WORK INSTRUCTIONS
Copy down every line where the string "long" shows up.

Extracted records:
◆ ◆ ◆

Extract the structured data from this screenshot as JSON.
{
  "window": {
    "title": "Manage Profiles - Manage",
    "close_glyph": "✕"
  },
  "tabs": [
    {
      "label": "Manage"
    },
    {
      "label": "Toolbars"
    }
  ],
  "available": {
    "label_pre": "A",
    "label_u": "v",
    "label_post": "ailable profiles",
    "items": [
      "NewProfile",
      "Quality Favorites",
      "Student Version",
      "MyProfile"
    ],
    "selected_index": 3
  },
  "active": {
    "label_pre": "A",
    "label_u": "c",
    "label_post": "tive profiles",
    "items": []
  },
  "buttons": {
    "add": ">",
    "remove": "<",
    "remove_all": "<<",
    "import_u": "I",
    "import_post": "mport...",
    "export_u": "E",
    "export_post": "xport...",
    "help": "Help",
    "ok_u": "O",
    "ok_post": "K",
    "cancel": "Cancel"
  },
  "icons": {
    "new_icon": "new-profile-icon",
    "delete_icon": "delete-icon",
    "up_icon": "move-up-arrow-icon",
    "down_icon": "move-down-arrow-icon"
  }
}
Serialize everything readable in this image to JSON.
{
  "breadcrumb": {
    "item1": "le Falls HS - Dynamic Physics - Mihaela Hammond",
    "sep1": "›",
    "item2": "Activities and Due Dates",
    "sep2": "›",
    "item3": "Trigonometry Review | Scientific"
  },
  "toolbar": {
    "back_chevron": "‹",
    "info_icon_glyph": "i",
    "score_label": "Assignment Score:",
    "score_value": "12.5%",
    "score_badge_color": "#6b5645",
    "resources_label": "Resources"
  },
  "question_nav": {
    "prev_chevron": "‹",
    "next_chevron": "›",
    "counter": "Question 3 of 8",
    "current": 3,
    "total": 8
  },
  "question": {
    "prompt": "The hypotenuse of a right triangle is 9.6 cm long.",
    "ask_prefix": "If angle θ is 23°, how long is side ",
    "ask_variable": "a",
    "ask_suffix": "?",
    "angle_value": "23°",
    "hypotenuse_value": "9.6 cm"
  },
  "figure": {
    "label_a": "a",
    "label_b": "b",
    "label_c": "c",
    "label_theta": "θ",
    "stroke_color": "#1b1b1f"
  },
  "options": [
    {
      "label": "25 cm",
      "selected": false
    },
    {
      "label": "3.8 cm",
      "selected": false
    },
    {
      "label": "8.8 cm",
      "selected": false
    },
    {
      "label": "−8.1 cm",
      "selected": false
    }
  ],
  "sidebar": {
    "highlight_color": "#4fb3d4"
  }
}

◆ ◆ ◆

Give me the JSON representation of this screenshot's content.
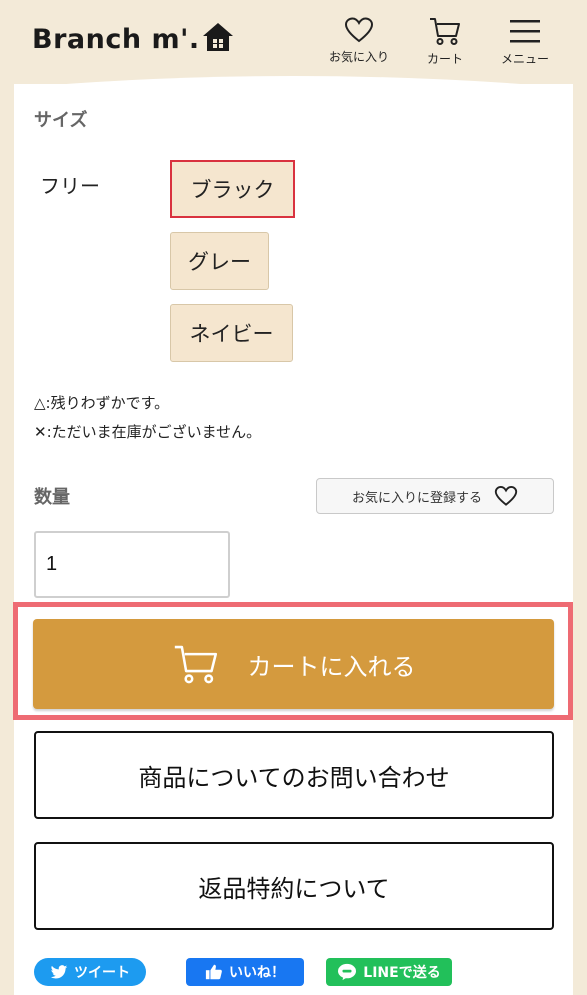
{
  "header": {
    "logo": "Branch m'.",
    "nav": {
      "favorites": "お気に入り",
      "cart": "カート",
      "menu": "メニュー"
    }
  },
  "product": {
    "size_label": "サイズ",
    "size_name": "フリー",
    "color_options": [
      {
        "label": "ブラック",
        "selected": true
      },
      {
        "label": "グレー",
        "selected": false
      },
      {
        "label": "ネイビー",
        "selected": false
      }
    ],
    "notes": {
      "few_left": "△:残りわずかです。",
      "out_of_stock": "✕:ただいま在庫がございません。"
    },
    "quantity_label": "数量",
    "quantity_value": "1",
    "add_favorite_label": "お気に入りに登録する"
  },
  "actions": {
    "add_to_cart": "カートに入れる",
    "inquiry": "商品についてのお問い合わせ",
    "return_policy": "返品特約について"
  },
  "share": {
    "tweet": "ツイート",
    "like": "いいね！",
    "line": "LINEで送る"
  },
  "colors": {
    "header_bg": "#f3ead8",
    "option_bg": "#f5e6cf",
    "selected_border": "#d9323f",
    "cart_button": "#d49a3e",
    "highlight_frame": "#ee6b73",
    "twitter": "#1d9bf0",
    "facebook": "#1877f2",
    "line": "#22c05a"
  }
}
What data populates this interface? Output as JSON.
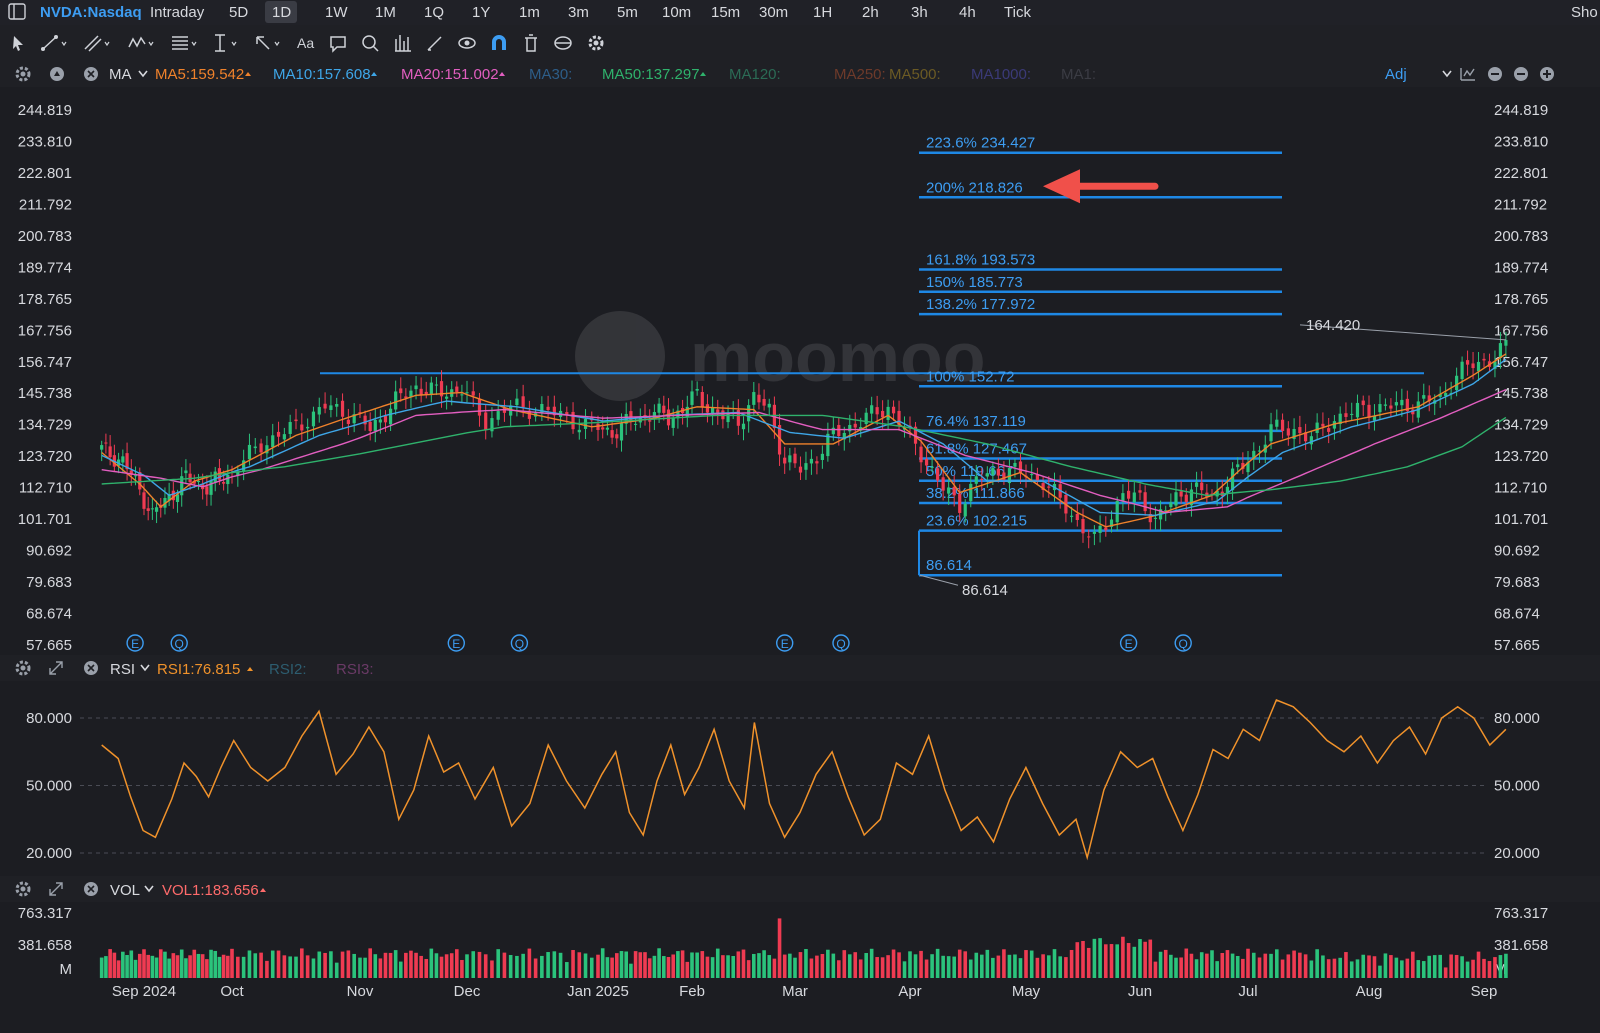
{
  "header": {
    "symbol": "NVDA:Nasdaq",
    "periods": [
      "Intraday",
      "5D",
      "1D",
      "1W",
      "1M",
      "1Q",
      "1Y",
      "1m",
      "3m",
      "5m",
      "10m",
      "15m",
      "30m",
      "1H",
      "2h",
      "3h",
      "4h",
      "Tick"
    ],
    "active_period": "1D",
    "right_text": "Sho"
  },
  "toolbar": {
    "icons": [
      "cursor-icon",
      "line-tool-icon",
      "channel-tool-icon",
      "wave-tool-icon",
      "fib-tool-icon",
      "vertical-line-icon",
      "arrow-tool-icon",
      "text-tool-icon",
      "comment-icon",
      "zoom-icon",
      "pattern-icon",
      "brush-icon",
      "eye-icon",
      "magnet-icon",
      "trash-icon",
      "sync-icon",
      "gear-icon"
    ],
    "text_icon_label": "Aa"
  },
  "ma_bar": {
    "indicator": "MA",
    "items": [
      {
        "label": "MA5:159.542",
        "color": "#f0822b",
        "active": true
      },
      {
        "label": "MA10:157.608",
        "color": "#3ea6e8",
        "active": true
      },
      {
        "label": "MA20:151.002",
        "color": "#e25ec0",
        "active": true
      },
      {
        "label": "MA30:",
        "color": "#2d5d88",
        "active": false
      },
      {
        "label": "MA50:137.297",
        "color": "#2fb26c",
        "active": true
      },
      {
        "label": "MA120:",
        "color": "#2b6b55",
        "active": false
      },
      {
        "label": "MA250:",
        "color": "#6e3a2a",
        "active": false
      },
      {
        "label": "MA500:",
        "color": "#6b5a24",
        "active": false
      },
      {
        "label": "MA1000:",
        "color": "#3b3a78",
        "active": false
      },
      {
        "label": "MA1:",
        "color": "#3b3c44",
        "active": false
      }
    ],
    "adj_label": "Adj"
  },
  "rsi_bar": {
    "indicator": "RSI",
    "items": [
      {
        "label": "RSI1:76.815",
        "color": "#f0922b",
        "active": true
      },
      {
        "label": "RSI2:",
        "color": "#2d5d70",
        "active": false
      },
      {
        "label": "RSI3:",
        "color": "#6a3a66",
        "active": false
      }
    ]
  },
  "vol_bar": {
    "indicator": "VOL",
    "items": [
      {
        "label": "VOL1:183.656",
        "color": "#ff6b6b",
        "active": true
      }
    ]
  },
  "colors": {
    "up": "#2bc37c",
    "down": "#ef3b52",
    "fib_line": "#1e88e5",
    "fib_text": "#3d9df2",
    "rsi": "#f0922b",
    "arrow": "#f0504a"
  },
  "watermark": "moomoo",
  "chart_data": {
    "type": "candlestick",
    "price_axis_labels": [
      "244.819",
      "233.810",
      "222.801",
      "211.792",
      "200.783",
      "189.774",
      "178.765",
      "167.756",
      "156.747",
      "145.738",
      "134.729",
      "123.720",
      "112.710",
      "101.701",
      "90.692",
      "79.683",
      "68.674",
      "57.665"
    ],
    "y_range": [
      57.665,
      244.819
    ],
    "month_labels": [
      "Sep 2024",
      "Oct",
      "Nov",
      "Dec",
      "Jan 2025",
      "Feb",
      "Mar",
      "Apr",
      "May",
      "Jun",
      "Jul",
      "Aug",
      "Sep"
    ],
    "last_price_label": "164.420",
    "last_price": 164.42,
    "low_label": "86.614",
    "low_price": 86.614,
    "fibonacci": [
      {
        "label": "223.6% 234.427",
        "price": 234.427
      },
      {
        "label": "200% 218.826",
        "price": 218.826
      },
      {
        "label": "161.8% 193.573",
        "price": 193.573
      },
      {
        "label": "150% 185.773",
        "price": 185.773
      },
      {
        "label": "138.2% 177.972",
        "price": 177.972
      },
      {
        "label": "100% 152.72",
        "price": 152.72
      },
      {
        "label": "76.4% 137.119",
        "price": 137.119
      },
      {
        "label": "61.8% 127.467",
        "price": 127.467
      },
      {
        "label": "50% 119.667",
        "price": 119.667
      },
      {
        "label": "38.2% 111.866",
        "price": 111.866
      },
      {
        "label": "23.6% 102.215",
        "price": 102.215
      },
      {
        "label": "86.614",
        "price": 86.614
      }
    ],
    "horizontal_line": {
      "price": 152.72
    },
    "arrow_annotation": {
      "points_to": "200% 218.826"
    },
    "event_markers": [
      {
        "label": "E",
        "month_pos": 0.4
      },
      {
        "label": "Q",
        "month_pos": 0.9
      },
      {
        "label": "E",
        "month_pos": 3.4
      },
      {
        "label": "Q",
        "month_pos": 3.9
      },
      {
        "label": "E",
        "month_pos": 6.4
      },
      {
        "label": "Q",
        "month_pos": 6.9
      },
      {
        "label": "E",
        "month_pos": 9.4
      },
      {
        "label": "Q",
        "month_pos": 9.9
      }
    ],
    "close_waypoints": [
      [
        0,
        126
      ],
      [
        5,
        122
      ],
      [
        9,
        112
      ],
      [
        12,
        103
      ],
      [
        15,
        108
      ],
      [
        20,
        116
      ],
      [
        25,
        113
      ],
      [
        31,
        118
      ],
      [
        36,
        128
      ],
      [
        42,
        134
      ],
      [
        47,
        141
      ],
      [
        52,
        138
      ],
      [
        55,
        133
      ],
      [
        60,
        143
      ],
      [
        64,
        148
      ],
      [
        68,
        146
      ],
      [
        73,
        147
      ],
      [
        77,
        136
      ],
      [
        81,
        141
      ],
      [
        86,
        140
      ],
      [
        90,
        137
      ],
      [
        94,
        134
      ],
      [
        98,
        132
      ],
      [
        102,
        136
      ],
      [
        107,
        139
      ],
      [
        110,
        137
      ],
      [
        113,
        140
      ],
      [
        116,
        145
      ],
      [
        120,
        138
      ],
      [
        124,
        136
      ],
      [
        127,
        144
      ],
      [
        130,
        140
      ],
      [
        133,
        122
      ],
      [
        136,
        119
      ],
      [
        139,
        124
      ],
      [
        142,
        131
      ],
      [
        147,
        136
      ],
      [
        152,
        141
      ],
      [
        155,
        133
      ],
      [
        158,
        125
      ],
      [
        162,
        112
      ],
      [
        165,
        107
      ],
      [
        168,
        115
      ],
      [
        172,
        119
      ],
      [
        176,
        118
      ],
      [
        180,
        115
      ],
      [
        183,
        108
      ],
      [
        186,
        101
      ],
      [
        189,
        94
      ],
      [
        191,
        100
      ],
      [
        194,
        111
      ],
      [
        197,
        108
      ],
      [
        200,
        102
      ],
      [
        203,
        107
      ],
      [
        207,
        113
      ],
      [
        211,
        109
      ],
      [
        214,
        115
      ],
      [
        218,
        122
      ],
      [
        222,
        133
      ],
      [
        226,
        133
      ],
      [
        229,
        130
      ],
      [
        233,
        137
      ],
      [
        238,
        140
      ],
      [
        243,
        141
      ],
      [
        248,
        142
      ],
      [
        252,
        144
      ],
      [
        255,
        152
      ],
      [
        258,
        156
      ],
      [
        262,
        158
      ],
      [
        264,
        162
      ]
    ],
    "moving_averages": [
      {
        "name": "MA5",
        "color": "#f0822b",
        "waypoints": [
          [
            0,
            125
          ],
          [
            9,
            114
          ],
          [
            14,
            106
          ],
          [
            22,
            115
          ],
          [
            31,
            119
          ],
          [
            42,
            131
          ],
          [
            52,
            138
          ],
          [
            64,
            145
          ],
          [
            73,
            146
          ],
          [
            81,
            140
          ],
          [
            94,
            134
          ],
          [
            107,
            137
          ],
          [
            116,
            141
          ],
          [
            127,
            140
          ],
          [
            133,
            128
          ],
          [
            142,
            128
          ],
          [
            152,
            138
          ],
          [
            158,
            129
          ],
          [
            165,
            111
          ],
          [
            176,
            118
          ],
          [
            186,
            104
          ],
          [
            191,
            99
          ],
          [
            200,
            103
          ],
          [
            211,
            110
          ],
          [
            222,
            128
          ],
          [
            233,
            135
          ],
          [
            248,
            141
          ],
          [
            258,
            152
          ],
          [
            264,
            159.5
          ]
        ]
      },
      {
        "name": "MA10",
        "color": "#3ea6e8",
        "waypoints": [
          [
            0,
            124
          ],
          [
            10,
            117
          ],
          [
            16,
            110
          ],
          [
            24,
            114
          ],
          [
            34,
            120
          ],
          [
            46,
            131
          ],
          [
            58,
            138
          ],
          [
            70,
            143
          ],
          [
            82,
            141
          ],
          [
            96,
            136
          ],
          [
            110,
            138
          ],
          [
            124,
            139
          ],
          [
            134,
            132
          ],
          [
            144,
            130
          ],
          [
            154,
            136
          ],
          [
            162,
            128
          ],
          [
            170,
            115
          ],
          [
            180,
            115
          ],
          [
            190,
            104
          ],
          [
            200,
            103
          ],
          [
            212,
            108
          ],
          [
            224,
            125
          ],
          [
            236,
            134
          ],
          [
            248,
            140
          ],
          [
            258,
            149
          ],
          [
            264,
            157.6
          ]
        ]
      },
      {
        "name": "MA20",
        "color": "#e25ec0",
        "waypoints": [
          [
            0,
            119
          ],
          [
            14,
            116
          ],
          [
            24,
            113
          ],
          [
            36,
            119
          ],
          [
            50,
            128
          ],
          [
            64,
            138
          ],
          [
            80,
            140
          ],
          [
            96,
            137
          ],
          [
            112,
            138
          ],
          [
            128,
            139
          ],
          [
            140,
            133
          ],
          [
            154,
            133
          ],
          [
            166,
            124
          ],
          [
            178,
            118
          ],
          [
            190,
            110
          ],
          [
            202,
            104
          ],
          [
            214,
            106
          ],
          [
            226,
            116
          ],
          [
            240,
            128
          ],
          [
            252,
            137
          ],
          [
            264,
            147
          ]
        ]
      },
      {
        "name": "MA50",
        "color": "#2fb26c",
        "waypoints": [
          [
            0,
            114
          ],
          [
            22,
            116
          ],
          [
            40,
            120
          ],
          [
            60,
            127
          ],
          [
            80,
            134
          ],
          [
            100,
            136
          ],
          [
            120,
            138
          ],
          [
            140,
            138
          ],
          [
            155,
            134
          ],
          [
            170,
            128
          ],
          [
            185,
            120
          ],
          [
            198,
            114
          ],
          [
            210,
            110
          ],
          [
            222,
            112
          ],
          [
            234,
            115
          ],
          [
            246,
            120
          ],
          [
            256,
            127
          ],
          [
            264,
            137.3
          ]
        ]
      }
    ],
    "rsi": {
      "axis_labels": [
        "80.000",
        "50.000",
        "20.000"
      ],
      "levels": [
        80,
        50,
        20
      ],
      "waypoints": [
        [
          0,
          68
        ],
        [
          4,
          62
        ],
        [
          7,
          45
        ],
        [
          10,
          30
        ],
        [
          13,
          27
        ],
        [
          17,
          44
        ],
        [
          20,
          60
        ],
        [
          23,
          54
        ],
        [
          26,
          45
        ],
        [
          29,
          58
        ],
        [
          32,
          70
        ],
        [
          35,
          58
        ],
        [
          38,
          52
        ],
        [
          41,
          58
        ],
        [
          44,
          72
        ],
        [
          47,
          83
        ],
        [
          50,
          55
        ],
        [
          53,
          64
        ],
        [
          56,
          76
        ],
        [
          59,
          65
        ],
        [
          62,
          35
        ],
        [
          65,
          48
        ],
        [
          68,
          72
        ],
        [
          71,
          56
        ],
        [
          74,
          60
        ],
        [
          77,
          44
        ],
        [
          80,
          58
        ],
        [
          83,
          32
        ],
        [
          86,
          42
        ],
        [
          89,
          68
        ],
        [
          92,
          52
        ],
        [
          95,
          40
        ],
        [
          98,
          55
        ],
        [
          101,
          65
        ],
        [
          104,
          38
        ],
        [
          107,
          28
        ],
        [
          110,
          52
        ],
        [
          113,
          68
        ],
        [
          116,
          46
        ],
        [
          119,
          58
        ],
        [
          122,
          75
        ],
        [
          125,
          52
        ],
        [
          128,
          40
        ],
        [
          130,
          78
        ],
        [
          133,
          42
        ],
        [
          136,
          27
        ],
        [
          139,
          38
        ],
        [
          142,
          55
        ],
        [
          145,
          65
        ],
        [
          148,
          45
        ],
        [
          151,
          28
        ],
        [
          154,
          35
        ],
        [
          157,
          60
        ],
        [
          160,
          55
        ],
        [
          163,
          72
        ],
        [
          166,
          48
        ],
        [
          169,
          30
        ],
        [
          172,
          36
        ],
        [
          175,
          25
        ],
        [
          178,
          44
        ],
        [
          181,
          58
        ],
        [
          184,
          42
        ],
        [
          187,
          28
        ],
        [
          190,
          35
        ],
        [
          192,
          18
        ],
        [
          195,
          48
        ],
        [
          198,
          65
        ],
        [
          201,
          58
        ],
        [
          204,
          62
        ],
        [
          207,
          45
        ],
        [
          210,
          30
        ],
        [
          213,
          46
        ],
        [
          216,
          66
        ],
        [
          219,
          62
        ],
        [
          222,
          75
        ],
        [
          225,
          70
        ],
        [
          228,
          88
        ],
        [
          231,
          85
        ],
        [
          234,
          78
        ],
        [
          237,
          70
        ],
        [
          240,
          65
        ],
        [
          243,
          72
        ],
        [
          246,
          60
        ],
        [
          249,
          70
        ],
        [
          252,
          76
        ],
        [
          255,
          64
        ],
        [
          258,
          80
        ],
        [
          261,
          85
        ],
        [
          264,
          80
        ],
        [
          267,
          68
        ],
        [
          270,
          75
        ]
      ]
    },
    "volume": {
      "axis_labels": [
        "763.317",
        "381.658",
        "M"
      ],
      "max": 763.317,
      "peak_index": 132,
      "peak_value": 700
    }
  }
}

◆ ◆ ◆

FINAL RESULT
    "prompt": "The hypotenuse of a right triangle is 9.6 cm long.",
    "ask_prefix": "If angle θ is 23°, how long is side ",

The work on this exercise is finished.